What the task requires.
Repeat all of the records verbatim.
## Start Rows
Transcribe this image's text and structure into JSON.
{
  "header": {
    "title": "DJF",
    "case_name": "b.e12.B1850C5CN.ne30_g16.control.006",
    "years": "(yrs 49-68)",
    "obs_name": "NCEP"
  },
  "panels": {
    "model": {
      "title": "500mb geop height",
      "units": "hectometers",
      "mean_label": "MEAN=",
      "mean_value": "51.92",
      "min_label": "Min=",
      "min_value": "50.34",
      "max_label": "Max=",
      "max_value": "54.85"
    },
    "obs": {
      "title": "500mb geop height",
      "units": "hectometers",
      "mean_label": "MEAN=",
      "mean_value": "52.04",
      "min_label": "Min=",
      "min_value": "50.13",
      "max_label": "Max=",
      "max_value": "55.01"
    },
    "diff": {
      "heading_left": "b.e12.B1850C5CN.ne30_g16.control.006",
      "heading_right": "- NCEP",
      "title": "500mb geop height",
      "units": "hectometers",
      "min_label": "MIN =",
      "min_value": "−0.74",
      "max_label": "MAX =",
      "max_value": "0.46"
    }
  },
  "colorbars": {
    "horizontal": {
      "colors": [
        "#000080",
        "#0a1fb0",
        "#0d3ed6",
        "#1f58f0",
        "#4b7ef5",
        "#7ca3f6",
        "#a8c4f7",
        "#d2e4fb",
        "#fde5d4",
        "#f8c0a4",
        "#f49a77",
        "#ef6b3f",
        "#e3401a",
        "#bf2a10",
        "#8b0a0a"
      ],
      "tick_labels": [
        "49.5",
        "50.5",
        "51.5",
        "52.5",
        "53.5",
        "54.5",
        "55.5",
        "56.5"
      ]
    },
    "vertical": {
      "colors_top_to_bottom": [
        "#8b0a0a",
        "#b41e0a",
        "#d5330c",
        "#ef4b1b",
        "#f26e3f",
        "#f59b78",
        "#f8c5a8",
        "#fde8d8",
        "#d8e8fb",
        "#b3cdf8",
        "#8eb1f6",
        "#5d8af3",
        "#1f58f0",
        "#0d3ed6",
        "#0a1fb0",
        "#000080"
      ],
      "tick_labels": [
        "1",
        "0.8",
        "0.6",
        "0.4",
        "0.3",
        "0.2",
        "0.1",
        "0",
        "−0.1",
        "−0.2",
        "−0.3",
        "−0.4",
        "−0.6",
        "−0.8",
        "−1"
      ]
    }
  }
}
## End Rows
Solution.
Transcribe this image's text and structure into JSON.
{
  "header": {
    "title": "DJF",
    "case_name": "b.e12.B1850C5CN.ne30_g16.control.006",
    "years": "(yrs 49-68)",
    "obs_name": "NCEP"
  },
  "panels": {
    "model": {
      "title": "500mb geop height",
      "units": "hectometers",
      "mean_label": "MEAN=",
      "mean_value": "51.92",
      "min_label": "Min=",
      "min_value": "50.34",
      "max_label": "Max=",
      "max_value": "54.85"
    },
    "obs": {
      "title": "500mb geop height",
      "units": "hectometers",
      "mean_label": "MEAN=",
      "mean_value": "52.04",
      "min_label": "Min=",
      "min_value": "50.13",
      "max_label": "Max=",
      "max_value": "55.01"
    },
    "diff": {
      "heading_left": "b.e12.B1850C5CN.ne30_g16.control.006",
      "heading_right": "- NCEP",
      "title": "500mb geop height",
      "units": "hectometers",
      "min_label": "MIN =",
      "min_value": "−0.74",
      "max_label": "MAX =",
      "max_value": "0.46"
    }
  },
  "colorbars": {
    "horizontal": {
      "colors": [
        "#000080",
        "#0a1fb0",
        "#0d3ed6",
        "#1f58f0",
        "#4b7ef5",
        "#7ca3f6",
        "#a8c4f7",
        "#d2e4fb",
        "#fde5d4",
        "#f8c0a4",
        "#f49a77",
        "#ef6b3f",
        "#e3401a",
        "#bf2a10",
        "#8b0a0a"
      ],
      "tick_labels": [
        "49.5",
        "50.5",
        "51.5",
        "52.5",
        "53.5",
        "54.5",
        "55.5",
        "56.5"
      ]
    },
    "vertical": {
      "colors_top_to_bottom": [
        "#8b0a0a",
        "#b41e0a",
        "#d5330c",
        "#ef4b1b",
        "#f26e3f",
        "#f59b78",
        "#f8c5a8",
        "#fde8d8",
        "#d8e8fb",
        "#b3cdf8",
        "#8eb1f6",
        "#5d8af3",
        "#1f58f0",
        "#0d3ed6",
        "#0a1fb0",
        "#000080"
      ],
      "tick_labels": [
        "1",
        "0.8",
        "0.6",
        "0.4",
        "0.3",
        "0.2",
        "0.1",
        "0",
        "−0.1",
        "−0.2",
        "−0.3",
        "−0.4",
        "−0.6",
        "−0.8",
        "−1"
      ]
    }
  }
}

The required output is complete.